> **PROBLEM DETAILS**
Give back each entry unchanged, minus pictures.

Saved entries

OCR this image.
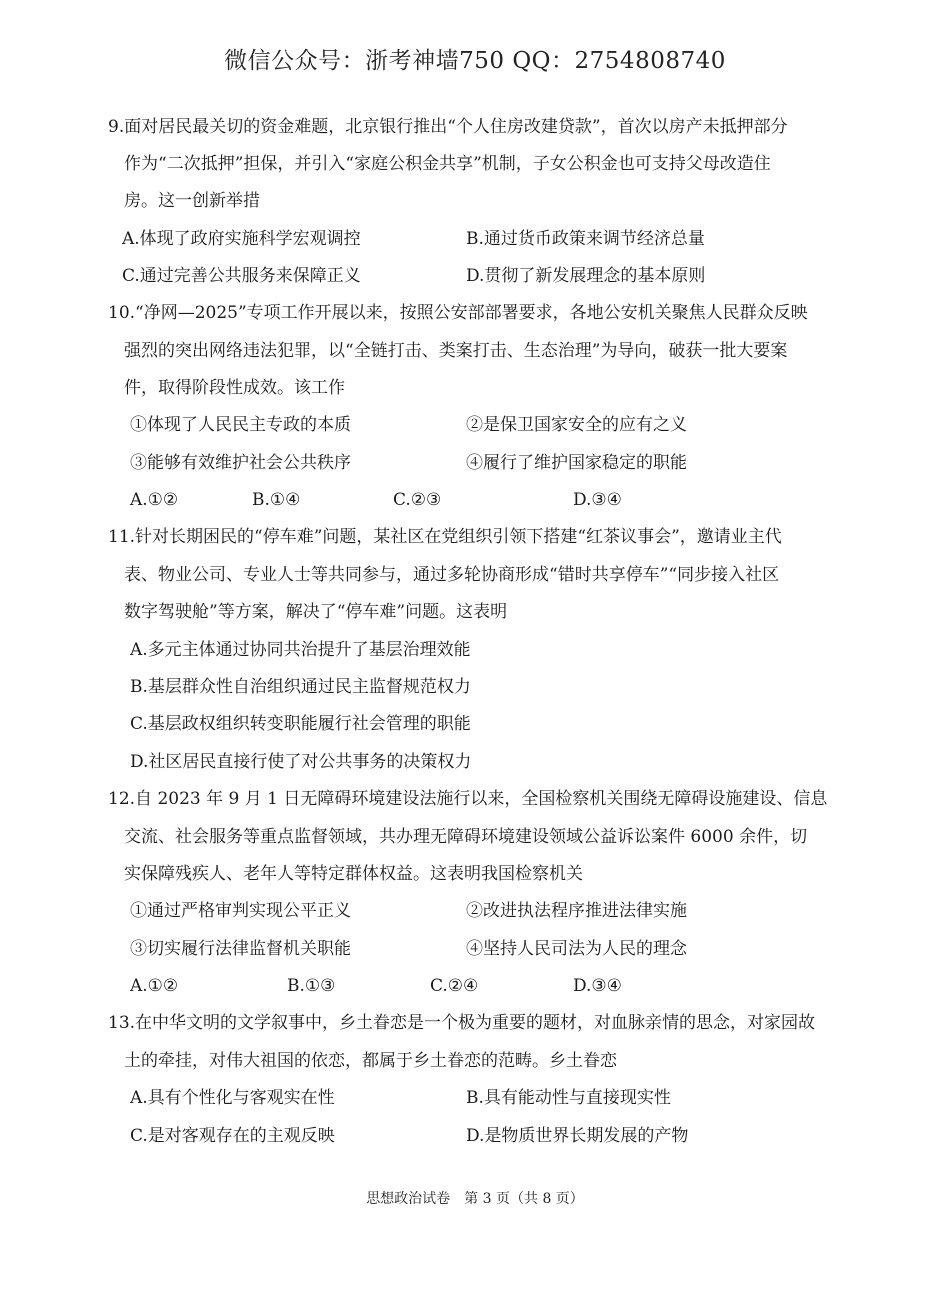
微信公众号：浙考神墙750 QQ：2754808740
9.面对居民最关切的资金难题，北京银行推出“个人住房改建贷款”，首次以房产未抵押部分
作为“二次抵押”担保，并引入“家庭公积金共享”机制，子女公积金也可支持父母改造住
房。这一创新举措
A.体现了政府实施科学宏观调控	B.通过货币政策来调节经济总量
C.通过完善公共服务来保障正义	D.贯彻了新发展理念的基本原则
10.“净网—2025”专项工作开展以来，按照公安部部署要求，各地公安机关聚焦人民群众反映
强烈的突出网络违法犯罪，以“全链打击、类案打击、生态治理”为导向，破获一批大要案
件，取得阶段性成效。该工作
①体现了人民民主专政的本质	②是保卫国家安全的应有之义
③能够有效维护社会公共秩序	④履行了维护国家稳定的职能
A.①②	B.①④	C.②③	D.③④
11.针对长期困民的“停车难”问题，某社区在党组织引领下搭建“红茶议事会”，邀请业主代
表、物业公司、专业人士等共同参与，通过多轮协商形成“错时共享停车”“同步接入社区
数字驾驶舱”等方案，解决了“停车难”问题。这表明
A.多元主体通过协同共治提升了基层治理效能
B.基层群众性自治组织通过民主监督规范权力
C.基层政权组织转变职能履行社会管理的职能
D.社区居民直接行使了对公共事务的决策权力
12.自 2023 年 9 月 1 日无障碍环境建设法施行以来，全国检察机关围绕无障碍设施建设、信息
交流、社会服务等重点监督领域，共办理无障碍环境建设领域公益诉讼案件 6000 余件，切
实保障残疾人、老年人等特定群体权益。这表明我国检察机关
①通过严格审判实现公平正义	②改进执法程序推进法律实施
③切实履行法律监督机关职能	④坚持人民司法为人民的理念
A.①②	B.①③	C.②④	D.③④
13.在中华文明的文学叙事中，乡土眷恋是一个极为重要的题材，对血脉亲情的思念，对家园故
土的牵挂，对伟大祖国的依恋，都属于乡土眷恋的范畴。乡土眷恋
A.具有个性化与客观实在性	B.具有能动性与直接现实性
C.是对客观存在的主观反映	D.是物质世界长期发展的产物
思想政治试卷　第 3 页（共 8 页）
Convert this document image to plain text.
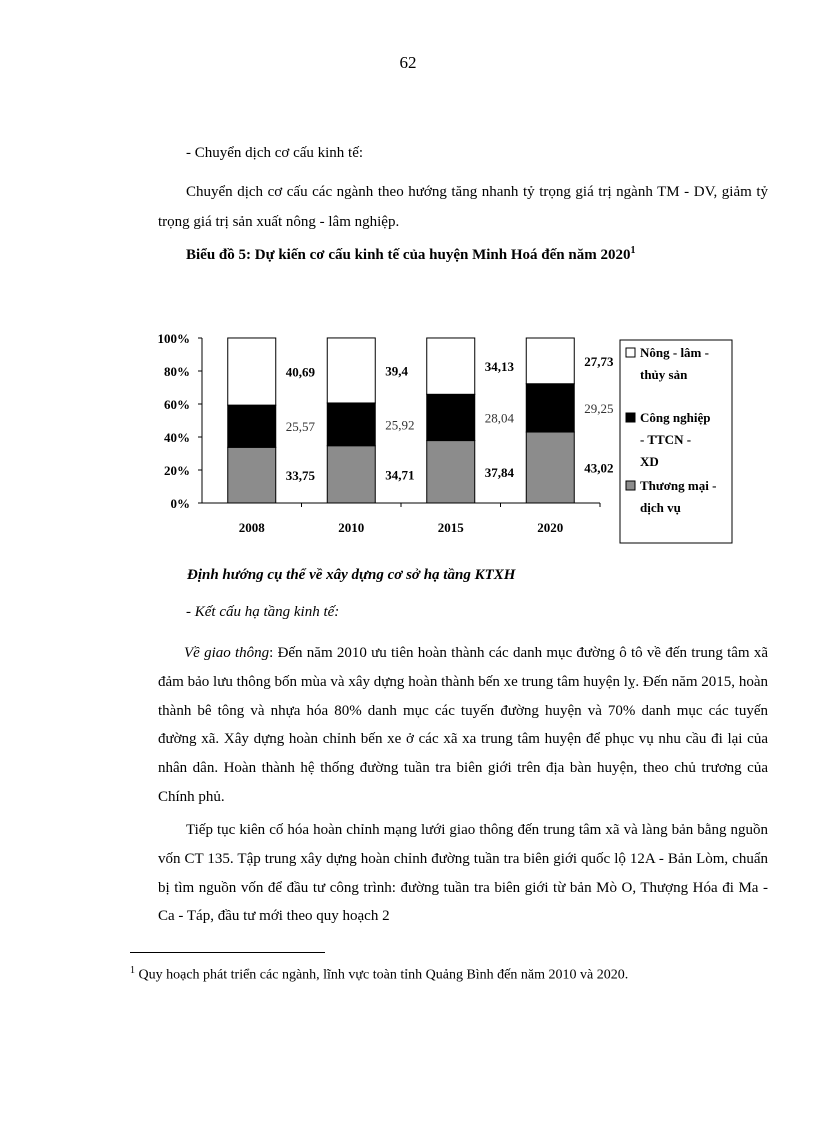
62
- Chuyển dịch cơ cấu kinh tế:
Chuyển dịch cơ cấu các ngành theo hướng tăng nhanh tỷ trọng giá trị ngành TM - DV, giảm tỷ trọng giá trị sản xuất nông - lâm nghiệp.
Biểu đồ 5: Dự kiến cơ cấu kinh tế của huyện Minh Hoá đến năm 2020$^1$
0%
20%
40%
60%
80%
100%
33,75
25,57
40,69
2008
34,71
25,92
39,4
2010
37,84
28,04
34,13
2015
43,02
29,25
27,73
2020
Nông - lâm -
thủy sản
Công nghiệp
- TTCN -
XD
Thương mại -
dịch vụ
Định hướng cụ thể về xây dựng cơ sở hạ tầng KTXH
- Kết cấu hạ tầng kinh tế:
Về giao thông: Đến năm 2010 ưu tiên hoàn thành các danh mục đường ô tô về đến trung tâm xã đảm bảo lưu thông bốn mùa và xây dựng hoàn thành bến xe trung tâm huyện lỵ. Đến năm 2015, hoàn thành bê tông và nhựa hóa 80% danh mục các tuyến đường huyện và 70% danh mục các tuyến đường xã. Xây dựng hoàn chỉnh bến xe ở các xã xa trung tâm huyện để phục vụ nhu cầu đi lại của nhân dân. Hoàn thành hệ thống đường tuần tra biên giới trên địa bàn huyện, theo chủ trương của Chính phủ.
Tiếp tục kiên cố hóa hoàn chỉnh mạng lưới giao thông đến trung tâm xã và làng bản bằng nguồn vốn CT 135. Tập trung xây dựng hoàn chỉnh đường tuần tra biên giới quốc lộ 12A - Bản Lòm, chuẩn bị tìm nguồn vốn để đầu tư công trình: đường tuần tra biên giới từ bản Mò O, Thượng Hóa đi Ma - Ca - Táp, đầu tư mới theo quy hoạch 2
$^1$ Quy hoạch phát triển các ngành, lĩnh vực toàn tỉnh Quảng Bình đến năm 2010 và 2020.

> **SOLUTION TO THE PROBLEM**
OCR this image.
微信公众号：浙考神墙750 QQ：2754808740
9.面对居民最关切的资金难题，北京银行推出“个人住房改建贷款”，首次以房产未抵押部分
作为“二次抵押”担保，并引入“家庭公积金共享”机制，子女公积金也可支持父母改造住
房。这一创新举措
A.体现了政府实施科学宏观调控	B.通过货币政策来调节经济总量
C.通过完善公共服务来保障正义	D.贯彻了新发展理念的基本原则
10.“净网—2025”专项工作开展以来，按照公安部部署要求，各地公安机关聚焦人民群众反映
强烈的突出网络违法犯罪，以“全链打击、类案打击、生态治理”为导向，破获一批大要案
件，取得阶段性成效。该工作
①体现了人民民主专政的本质	②是保卫国家安全的应有之义
③能够有效维护社会公共秩序	④履行了维护国家稳定的职能
A.①②	B.①④	C.②③	D.③④
11.针对长期困民的“停车难”问题，某社区在党组织引领下搭建“红茶议事会”，邀请业主代
表、物业公司、专业人士等共同参与，通过多轮协商形成“错时共享停车”“同步接入社区
数字驾驶舱”等方案，解决了“停车难”问题。这表明
A.多元主体通过协同共治提升了基层治理效能
B.基层群众性自治组织通过民主监督规范权力
C.基层政权组织转变职能履行社会管理的职能
D.社区居民直接行使了对公共事务的决策权力
12.自 2023 年 9 月 1 日无障碍环境建设法施行以来，全国检察机关围绕无障碍设施建设、信息
交流、社会服务等重点监督领域，共办理无障碍环境建设领域公益诉讼案件 6000 余件，切
实保障残疾人、老年人等特定群体权益。这表明我国检察机关
①通过严格审判实现公平正义	②改进执法程序推进法律实施
③切实履行法律监督机关职能	④坚持人民司法为人民的理念
A.①②	B.①③	C.②④	D.③④
13.在中华文明的文学叙事中，乡土眷恋是一个极为重要的题材，对血脉亲情的思念，对家园故
土的牵挂，对伟大祖国的依恋，都属于乡土眷恋的范畴。乡土眷恋
A.具有个性化与客观实在性	B.具有能动性与直接现实性
C.是对客观存在的主观反映	D.是物质世界长期发展的产物
思想政治试卷　第 3 页（共 8 页）
Convert this document image to plain text.
62
- Chuyển dịch cơ cấu kinh tế:
Chuyển dịch cơ cấu các ngành theo hướng tăng nhanh tỷ trọng giá trị ngành TM - DV, giảm tỷ trọng giá trị sản xuất nông - lâm nghiệp.
Biểu đồ 5: Dự kiến cơ cấu kinh tế của huyện Minh Hoá đến năm 2020$^1$
0%
20%
40%
60%
80%
100%
33,75
25,57
40,69
2008
34,71
25,92
39,4
2010
37,84
28,04
34,13
2015
43,02
29,25
27,73
2020
Nông - lâm -
thủy sản
Công nghiệp
- TTCN -
XD
Thương mại -
dịch vụ
Định hướng cụ thể về xây dựng cơ sở hạ tầng KTXH
- Kết cấu hạ tầng kinh tế:
Về giao thông: Đến năm 2010 ưu tiên hoàn thành các danh mục đường ô tô về đến trung tâm xã đảm bảo lưu thông bốn mùa và xây dựng hoàn thành bến xe trung tâm huyện lỵ. Đến năm 2015, hoàn thành bê tông và nhựa hóa 80% danh mục các tuyến đường huyện và 70% danh mục các tuyến đường xã. Xây dựng hoàn chỉnh bến xe ở các xã xa trung tâm huyện để phục vụ nhu cầu đi lại của nhân dân. Hoàn thành hệ thống đường tuần tra biên giới trên địa bàn huyện, theo chủ trương của Chính phủ.
Tiếp tục kiên cố hóa hoàn chỉnh mạng lưới giao thông đến trung tâm xã và làng bản bằng nguồn vốn CT 135. Tập trung xây dựng hoàn chỉnh đường tuần tra biên giới quốc lộ 12A - Bản Lòm, chuẩn bị tìm nguồn vốn để đầu tư công trình: đường tuần tra biên giới từ bản Mò O, Thượng Hóa đi Ma - Ca - Táp, đầu tư mới theo quy hoạch 2
$^1$ Quy hoạch phát triển các ngành, lĩnh vực toàn tỉnh Quảng Bình đến năm 2010 và 2020.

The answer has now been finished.